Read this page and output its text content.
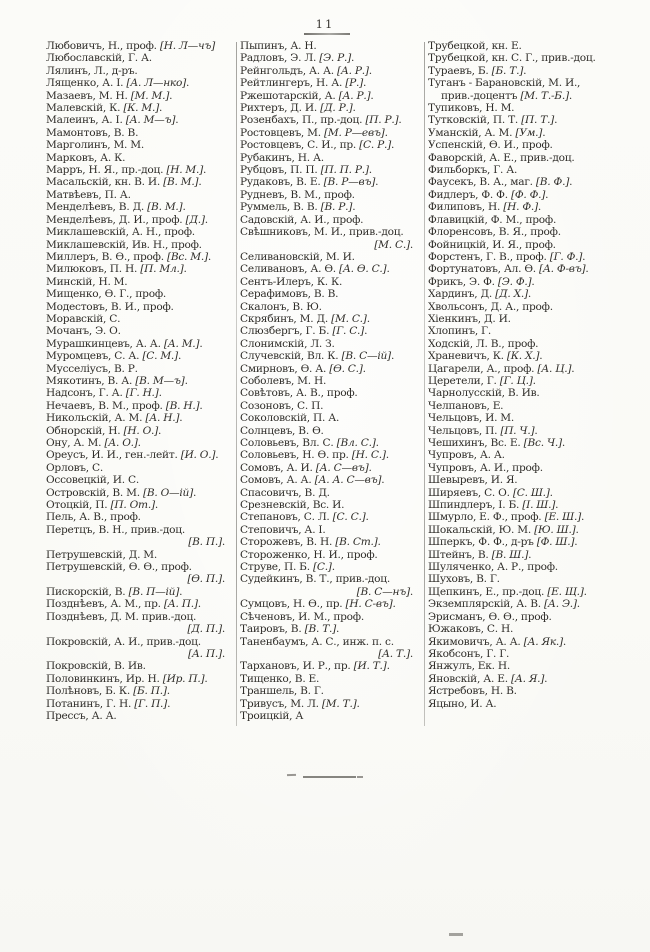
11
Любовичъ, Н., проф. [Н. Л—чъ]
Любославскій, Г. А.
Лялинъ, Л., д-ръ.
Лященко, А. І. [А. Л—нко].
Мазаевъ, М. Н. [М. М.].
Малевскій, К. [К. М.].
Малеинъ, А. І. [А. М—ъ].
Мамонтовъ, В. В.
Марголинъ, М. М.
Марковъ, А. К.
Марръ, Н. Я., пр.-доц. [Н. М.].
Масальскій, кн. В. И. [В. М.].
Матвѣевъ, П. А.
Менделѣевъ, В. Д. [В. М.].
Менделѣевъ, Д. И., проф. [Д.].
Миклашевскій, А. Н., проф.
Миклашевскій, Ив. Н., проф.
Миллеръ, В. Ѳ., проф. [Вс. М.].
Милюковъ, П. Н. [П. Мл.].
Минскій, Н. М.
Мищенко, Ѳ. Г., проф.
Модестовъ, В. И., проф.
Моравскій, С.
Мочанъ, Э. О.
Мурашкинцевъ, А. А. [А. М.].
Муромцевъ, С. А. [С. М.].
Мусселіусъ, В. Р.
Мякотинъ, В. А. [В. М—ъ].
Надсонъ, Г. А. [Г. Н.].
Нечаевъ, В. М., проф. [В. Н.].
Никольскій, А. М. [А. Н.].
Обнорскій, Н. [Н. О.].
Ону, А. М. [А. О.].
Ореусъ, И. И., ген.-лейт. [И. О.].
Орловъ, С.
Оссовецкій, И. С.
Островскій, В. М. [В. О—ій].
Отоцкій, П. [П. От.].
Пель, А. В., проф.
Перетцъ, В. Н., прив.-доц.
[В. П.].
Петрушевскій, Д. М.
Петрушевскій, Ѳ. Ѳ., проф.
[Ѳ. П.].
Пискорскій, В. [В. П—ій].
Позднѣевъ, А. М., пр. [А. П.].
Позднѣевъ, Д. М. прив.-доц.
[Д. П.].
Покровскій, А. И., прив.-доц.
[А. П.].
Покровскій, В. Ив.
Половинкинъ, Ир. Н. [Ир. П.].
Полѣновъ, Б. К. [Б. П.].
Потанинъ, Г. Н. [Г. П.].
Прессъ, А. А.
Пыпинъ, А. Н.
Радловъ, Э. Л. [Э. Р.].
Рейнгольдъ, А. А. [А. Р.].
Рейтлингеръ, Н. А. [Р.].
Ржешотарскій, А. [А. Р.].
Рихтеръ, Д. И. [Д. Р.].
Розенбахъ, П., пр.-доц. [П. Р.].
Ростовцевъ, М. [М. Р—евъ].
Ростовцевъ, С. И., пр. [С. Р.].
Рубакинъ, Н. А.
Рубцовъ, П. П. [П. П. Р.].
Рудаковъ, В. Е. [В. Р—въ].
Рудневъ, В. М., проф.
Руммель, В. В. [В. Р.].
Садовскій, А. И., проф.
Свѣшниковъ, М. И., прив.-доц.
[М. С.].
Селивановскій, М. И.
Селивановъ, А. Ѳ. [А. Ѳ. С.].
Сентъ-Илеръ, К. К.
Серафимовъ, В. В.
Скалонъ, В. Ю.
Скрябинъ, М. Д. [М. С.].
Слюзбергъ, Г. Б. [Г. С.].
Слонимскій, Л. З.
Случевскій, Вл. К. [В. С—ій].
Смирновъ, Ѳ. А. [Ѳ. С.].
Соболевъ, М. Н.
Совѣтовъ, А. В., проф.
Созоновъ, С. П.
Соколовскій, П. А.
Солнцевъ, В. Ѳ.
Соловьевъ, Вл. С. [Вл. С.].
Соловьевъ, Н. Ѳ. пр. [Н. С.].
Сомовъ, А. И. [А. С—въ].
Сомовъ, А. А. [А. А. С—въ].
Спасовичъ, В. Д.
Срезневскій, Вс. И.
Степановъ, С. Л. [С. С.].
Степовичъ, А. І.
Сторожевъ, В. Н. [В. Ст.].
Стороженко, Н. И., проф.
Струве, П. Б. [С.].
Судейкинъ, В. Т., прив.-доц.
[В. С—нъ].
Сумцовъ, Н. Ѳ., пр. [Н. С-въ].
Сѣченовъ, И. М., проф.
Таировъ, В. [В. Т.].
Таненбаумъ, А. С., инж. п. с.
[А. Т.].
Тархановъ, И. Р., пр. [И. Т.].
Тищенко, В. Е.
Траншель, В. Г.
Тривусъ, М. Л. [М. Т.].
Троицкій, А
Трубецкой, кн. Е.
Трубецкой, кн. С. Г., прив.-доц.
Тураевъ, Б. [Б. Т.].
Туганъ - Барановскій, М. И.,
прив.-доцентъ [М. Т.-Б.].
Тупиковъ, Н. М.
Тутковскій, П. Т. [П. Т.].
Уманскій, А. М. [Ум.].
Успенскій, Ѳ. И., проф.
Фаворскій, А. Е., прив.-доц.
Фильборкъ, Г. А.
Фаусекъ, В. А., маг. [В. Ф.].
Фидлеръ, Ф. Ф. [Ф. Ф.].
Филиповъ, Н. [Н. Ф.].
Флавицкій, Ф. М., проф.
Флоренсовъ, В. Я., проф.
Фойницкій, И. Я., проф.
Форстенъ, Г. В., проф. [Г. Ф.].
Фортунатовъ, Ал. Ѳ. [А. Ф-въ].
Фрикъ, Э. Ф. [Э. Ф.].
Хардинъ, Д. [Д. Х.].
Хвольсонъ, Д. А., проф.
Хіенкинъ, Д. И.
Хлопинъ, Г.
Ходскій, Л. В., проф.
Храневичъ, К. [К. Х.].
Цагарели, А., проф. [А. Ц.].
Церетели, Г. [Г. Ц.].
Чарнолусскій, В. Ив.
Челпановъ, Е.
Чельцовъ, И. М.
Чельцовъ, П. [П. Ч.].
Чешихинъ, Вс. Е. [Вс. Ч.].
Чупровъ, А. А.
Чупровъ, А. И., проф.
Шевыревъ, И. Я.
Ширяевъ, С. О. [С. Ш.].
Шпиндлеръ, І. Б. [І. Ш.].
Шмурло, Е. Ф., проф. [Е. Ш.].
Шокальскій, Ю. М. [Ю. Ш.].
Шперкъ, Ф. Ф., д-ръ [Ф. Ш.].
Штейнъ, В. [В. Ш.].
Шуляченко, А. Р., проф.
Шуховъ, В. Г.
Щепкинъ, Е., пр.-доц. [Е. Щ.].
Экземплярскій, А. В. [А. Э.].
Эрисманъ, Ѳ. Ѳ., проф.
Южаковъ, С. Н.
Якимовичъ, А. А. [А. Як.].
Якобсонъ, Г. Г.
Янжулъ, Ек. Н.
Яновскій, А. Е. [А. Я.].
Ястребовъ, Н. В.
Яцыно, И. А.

== Stated exercise ==
In your copy, leave out the pictures and reproduce the material above exactly.

== Exercise solution ==
Read this page and output its text content.
11
Любовичъ, Н., проф. [Н. Л—чъ]
Любославскій, Г. А.
Лялинъ, Л., д-ръ.
Лященко, А. І. [А. Л—нко].
Мазаевъ, М. Н. [М. М.].
Малевскій, К. [К. М.].
Малеинъ, А. І. [А. М—ъ].
Мамонтовъ, В. В.
Марголинъ, М. М.
Марковъ, А. К.
Марръ, Н. Я., пр.-доц. [Н. М.].
Масальскій, кн. В. И. [В. М.].
Матвѣевъ, П. А.
Менделѣевъ, В. Д. [В. М.].
Менделѣевъ, Д. И., проф. [Д.].
Миклашевскій, А. Н., проф.
Миклашевскій, Ив. Н., проф.
Миллеръ, В. Ѳ., проф. [Вс. М.].
Милюковъ, П. Н. [П. Мл.].
Минскій, Н. М.
Мищенко, Ѳ. Г., проф.
Модестовъ, В. И., проф.
Моравскій, С.
Мочанъ, Э. О.
Мурашкинцевъ, А. А. [А. М.].
Муромцевъ, С. А. [С. М.].
Мусселіусъ, В. Р.
Мякотинъ, В. А. [В. М—ъ].
Надсонъ, Г. А. [Г. Н.].
Нечаевъ, В. М., проф. [В. Н.].
Никольскій, А. М. [А. Н.].
Обнорскій, Н. [Н. О.].
Ону, А. М. [А. О.].
Ореусъ, И. И., ген.-лейт. [И. О.].
Орловъ, С.
Оссовецкій, И. С.
Островскій, В. М. [В. О—ій].
Отоцкій, П. [П. От.].
Пель, А. В., проф.
Перетцъ, В. Н., прив.-доц.
[В. П.].
Петрушевскій, Д. М.
Петрушевскій, Ѳ. Ѳ., проф.
[Ѳ. П.].
Пискорскій, В. [В. П—ій].
Позднѣевъ, А. М., пр. [А. П.].
Позднѣевъ, Д. М. прив.-доц.
[Д. П.].
Покровскій, А. И., прив.-доц.
[А. П.].
Покровскій, В. Ив.
Половинкинъ, Ир. Н. [Ир. П.].
Полѣновъ, Б. К. [Б. П.].
Потанинъ, Г. Н. [Г. П.].
Прессъ, А. А.
Пыпинъ, А. Н.
Радловъ, Э. Л. [Э. Р.].
Рейнгольдъ, А. А. [А. Р.].
Рейтлингеръ, Н. А. [Р.].
Ржешотарскій, А. [А. Р.].
Рихтеръ, Д. И. [Д. Р.].
Розенбахъ, П., пр.-доц. [П. Р.].
Ростовцевъ, М. [М. Р—евъ].
Ростовцевъ, С. И., пр. [С. Р.].
Рубакинъ, Н. А.
Рубцовъ, П. П. [П. П. Р.].
Рудаковъ, В. Е. [В. Р—въ].
Рудневъ, В. М., проф.
Руммель, В. В. [В. Р.].
Садовскій, А. И., проф.
Свѣшниковъ, М. И., прив.-доц.
[М. С.].
Селивановскій, М. И.
Селивановъ, А. Ѳ. [А. Ѳ. С.].
Сентъ-Илеръ, К. К.
Серафимовъ, В. В.
Скалонъ, В. Ю.
Скрябинъ, М. Д. [М. С.].
Слюзбергъ, Г. Б. [Г. С.].
Слонимскій, Л. З.
Случевскій, Вл. К. [В. С—ій].
Смирновъ, Ѳ. А. [Ѳ. С.].
Соболевъ, М. Н.
Совѣтовъ, А. В., проф.
Созоновъ, С. П.
Соколовскій, П. А.
Солнцевъ, В. Ѳ.
Соловьевъ, Вл. С. [Вл. С.].
Соловьевъ, Н. Ѳ. пр. [Н. С.].
Сомовъ, А. И. [А. С—въ].
Сомовъ, А. А. [А. А. С—въ].
Спасовичъ, В. Д.
Срезневскій, Вс. И.
Степановъ, С. Л. [С. С.].
Степовичъ, А. І.
Сторожевъ, В. Н. [В. Ст.].
Стороженко, Н. И., проф.
Струве, П. Б. [С.].
Судейкинъ, В. Т., прив.-доц.
[В. С—нъ].
Сумцовъ, Н. Ѳ., пр. [Н. С-въ].
Сѣченовъ, И. М., проф.
Таировъ, В. [В. Т.].
Таненбаумъ, А. С., инж. п. с.
[А. Т.].
Тархановъ, И. Р., пр. [И. Т.].
Тищенко, В. Е.
Траншель, В. Г.
Тривусъ, М. Л. [М. Т.].
Троицкій, А
Трубецкой, кн. Е.
Трубецкой, кн. С. Г., прив.-доц.
Тураевъ, Б. [Б. Т.].
Туганъ - Барановскій, М. И.,
прив.-доцентъ [М. Т.-Б.].
Тупиковъ, Н. М.
Тутковскій, П. Т. [П. Т.].
Уманскій, А. М. [Ум.].
Успенскій, Ѳ. И., проф.
Фаворскій, А. Е., прив.-доц.
Фильборкъ, Г. А.
Фаусекъ, В. А., маг. [В. Ф.].
Фидлеръ, Ф. Ф. [Ф. Ф.].
Филиповъ, Н. [Н. Ф.].
Флавицкій, Ф. М., проф.
Флоренсовъ, В. Я., проф.
Фойницкій, И. Я., проф.
Форстенъ, Г. В., проф. [Г. Ф.].
Фортунатовъ, Ал. Ѳ. [А. Ф-въ].
Фрикъ, Э. Ф. [Э. Ф.].
Хардинъ, Д. [Д. Х.].
Хвольсонъ, Д. А., проф.
Хіенкинъ, Д. И.
Хлопинъ, Г.
Ходскій, Л. В., проф.
Храневичъ, К. [К. Х.].
Цагарели, А., проф. [А. Ц.].
Церетели, Г. [Г. Ц.].
Чарнолусскій, В. Ив.
Челпановъ, Е.
Чельцовъ, И. М.
Чельцовъ, П. [П. Ч.].
Чешихинъ, Вс. Е. [Вс. Ч.].
Чупровъ, А. А.
Чупровъ, А. И., проф.
Шевыревъ, И. Я.
Ширяевъ, С. О. [С. Ш.].
Шпиндлеръ, І. Б. [І. Ш.].
Шмурло, Е. Ф., проф. [Е. Ш.].
Шокальскій, Ю. М. [Ю. Ш.].
Шперкъ, Ф. Ф., д-ръ [Ф. Ш.].
Штейнъ, В. [В. Ш.].
Шуляченко, А. Р., проф.
Шуховъ, В. Г.
Щепкинъ, Е., пр.-доц. [Е. Щ.].
Экземплярскій, А. В. [А. Э.].
Эрисманъ, Ѳ. Ѳ., проф.
Южаковъ, С. Н.
Якимовичъ, А. А. [А. Як.].
Якобсонъ, Г. Г.
Янжулъ, Ек. Н.
Яновскій, А. Е. [А. Я.].
Ястребовъ, Н. В.
Яцыно, И. А.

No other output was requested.